Job: In the following material, identify every line holding the string "नगरप" and return it.

Entries from a dataset
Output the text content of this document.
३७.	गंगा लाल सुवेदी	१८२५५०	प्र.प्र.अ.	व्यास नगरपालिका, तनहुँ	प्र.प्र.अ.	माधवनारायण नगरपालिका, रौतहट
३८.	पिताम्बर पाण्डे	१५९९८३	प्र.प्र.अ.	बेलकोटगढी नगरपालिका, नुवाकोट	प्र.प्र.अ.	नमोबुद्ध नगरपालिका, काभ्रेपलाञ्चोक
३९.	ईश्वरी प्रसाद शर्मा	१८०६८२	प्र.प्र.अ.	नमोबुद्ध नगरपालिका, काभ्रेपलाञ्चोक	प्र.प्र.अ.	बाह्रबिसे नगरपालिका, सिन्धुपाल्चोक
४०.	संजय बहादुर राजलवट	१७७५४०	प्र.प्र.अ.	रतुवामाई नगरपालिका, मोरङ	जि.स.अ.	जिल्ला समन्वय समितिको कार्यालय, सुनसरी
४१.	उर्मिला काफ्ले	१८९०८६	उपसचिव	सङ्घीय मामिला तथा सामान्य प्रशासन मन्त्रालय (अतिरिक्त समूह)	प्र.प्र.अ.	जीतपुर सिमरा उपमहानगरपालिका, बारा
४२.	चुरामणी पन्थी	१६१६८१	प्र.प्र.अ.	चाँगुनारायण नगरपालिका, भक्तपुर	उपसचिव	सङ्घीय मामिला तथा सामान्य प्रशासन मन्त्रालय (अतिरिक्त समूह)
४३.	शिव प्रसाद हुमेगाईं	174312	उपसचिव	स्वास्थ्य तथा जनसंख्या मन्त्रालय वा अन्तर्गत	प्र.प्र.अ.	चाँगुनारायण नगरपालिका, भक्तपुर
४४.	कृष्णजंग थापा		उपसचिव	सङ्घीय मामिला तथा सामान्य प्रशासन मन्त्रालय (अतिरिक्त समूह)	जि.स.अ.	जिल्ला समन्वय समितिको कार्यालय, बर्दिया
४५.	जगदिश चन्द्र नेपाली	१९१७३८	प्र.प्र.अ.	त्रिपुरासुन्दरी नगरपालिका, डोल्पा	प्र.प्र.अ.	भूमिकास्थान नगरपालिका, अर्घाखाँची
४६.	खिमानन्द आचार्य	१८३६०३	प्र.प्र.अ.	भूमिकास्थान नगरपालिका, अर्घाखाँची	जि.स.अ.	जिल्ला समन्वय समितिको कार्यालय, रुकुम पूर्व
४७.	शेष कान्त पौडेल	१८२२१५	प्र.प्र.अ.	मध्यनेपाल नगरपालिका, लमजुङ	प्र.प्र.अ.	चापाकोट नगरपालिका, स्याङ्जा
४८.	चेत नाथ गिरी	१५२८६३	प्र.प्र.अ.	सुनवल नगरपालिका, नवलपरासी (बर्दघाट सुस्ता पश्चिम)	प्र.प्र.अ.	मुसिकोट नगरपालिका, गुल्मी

Result:
३७.	गंगा लाल सुवेदी	१८२५५०	प्र.प्र.अ.	व्यास नगरपालिका, तनहुँ	प्र.प्र.अ.	माधवनारायण नगरपालिका, रौतहट
३८.	पिताम्बर पाण्डे	१५९९८३	प्र.प्र.अ.	बेलकोटगढी नगरपालिका, नुवाकोट	प्र.प्र.अ.	नमोबुद्ध नगरपालिका, काभ्रेपलाञ्चोक
३९.	ईश्वरी प्रसाद शर्मा	१८०६८२	प्र.प्र.अ.	नमोबुद्ध नगरपालिका, काभ्रेपलाञ्चोक	प्र.प्र.अ.	बाह्रबिसे नगरपालिका, सिन्धुपाल्चोक
४०.	संजय बहादुर राजलवट	१७७५४०	प्र.प्र.अ.	रतुवामाई नगरपालिका, मोरङ	जि.स.अ.	जिल्ला समन्वय समितिको कार्यालय, सुनसरी
४१.	उर्मिला काफ्ले	१८९०८६	उपसचिव	सङ्घीय मामिला तथा सामान्य प्रशासन मन्त्रालय (अतिरिक्त समूह)	प्र.प्र.अ.	जीतपुर सिमरा उपमहानगरपालिका, बारा
४२.	चुरामणी पन्थी	१६१६८१	प्र.प्र.अ.	चाँगुनारायण नगरपालिका, भक्तपुर	उपसचिव	सङ्घीय मामिला तथा सामान्य प्रशासन मन्त्रालय (अतिरिक्त समूह)
४३.	शिव प्रसाद हुमेगाईं	174312	उपसचिव	स्वास्थ्य तथा जनसंख्या मन्त्रालय वा अन्तर्गत	प्र.प्र.अ.	चाँगुनारायण नगरपालिका, भक्तपुर
४५.	जगदिश चन्द्र नेपाली	१९१७३८	प्र.प्र.अ.	त्रिपुरासुन्दरी नगरपालिका, डोल्पा	प्र.प्र.अ.	भूमिकास्थान नगरपालिका, अर्घाखाँची
४६.	खिमानन्द आचार्य	१८३६०३	प्र.प्र.अ.	भूमिकास्थान नगरपालिका, अर्घाखाँची	जि.स.अ.	जिल्ला समन्वय समितिको कार्यालय, रुकुम पूर्व
४७.	शेष कान्त पौडेल	१८२२१५	प्र.प्र.अ.	मध्यनेपाल नगरपालिका, लमजुङ	प्र.प्र.अ.	चापाकोट नगरपालिका, स्याङ्जा
४८.	चेत नाथ गिरी	१५२८६३	प्र.प्र.अ.	सुनवल नगरपालिका, नवलपरासी (बर्दघाट सुस्ता पश्चिम)	प्र.प्र.अ.	मुसिकोट नगरपालिका, गुल्मी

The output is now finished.